- _TO DO_: Select lines where the word "self" appears.
"""
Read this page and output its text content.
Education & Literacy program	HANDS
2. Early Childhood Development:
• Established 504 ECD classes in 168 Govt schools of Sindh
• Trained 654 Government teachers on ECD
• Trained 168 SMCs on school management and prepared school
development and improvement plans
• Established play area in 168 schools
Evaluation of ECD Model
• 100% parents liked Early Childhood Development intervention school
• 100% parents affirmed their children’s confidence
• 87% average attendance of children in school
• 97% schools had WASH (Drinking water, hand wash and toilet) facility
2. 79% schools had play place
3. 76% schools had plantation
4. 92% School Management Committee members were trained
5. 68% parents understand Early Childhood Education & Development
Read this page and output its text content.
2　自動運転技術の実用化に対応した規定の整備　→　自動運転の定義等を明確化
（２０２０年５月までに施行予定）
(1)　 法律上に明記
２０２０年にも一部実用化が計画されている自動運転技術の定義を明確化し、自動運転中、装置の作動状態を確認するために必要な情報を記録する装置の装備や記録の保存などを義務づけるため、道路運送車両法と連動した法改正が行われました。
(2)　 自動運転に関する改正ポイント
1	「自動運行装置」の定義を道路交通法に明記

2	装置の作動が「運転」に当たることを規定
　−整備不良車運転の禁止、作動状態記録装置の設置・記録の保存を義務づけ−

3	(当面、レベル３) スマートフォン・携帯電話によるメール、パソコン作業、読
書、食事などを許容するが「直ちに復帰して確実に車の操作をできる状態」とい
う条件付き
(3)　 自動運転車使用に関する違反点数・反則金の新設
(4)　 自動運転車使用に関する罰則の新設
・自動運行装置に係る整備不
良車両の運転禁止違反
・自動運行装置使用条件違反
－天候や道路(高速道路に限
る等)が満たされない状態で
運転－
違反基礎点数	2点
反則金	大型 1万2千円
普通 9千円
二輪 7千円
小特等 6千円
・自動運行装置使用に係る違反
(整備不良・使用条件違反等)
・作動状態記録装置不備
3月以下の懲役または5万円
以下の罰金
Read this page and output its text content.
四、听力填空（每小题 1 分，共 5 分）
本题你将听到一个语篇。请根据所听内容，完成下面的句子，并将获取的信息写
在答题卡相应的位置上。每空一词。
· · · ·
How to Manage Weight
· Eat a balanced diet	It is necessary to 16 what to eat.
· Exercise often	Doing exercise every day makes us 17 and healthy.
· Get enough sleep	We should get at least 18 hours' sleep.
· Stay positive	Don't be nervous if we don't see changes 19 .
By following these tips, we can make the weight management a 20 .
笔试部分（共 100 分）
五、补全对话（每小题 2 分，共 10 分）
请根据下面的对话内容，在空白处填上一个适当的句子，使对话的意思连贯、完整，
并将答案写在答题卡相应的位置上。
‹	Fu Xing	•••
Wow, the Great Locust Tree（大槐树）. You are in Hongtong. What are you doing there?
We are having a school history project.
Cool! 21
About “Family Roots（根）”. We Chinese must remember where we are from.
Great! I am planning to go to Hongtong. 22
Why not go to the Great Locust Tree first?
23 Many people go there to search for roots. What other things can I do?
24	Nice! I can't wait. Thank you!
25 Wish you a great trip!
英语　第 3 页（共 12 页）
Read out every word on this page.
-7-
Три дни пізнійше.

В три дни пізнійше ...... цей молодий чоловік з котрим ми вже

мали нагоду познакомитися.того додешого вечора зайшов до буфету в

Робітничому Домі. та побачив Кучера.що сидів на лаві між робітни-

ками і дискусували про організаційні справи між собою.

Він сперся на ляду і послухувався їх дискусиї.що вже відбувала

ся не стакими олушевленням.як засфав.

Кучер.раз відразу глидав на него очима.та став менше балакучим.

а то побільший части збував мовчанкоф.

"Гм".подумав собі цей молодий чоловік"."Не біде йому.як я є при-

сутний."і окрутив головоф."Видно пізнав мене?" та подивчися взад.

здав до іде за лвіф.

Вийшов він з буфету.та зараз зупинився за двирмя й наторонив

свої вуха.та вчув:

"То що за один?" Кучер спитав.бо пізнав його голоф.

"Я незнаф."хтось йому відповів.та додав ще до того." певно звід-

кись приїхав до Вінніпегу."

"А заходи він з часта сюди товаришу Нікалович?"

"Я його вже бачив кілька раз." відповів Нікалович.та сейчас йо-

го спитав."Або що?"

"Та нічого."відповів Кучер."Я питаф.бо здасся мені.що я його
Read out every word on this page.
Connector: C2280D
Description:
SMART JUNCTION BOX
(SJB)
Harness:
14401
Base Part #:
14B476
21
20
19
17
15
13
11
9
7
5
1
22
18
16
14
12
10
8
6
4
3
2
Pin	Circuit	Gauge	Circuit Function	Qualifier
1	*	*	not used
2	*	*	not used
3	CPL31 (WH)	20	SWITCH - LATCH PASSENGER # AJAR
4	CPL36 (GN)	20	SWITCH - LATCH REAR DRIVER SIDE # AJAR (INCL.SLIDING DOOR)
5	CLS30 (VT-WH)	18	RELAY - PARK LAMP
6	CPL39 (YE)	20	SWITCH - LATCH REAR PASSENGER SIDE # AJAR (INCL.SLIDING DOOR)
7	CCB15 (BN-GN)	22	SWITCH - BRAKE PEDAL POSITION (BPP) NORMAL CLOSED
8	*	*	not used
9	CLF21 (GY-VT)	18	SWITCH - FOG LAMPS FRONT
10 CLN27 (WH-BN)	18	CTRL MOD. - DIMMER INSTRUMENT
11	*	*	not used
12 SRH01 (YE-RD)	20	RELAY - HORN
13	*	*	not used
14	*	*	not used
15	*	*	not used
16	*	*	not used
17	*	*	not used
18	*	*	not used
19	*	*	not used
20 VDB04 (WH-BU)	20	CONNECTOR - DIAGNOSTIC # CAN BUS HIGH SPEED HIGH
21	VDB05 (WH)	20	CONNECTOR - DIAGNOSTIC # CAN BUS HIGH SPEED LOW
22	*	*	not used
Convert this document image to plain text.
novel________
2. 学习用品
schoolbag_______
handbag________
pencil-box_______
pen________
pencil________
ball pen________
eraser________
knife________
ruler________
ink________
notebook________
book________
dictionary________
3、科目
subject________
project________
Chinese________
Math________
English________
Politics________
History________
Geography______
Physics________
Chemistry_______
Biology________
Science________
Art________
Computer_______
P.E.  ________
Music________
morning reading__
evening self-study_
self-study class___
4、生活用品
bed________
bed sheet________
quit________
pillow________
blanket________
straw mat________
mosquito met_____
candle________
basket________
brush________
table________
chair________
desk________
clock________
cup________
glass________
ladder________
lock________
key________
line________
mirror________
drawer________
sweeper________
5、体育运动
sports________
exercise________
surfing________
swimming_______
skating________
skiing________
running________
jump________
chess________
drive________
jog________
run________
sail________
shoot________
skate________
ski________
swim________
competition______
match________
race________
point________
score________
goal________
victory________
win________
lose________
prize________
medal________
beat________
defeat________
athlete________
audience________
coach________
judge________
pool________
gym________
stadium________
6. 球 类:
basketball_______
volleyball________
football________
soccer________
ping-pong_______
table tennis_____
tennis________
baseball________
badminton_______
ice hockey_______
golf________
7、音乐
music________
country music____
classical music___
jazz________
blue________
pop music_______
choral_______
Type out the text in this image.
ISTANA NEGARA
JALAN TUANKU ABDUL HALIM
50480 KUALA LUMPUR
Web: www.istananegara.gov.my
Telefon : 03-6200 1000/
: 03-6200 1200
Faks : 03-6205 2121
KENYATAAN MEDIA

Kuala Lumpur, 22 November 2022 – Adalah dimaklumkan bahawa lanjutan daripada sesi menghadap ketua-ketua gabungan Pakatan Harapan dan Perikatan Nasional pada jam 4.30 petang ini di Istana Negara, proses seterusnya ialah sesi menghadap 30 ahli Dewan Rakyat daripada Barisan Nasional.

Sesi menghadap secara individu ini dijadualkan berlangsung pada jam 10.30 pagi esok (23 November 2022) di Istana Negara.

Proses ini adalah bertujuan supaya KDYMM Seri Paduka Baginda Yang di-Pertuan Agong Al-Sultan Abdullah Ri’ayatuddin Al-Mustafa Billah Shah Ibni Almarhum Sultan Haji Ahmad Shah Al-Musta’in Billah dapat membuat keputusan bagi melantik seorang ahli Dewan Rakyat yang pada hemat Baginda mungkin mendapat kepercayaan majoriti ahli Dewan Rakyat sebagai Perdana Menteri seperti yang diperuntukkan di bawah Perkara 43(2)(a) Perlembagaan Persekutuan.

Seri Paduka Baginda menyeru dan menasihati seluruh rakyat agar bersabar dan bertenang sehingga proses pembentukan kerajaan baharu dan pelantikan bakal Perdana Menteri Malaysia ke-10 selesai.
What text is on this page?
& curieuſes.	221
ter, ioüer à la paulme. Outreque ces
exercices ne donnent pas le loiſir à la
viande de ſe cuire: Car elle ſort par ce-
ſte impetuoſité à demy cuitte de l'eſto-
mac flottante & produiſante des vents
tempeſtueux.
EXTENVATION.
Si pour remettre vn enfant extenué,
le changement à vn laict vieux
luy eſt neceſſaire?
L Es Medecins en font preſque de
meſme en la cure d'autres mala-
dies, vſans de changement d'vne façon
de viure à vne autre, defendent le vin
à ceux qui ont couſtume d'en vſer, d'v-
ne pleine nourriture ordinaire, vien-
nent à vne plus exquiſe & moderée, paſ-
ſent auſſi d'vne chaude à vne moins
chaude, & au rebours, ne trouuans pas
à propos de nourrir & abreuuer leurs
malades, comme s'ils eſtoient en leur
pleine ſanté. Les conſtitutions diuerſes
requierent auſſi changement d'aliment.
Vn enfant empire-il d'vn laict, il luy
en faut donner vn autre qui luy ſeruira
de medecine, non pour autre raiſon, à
"""
- _SOLUTION TO THIS PROBLEM_:
evening self-study_
self-study class___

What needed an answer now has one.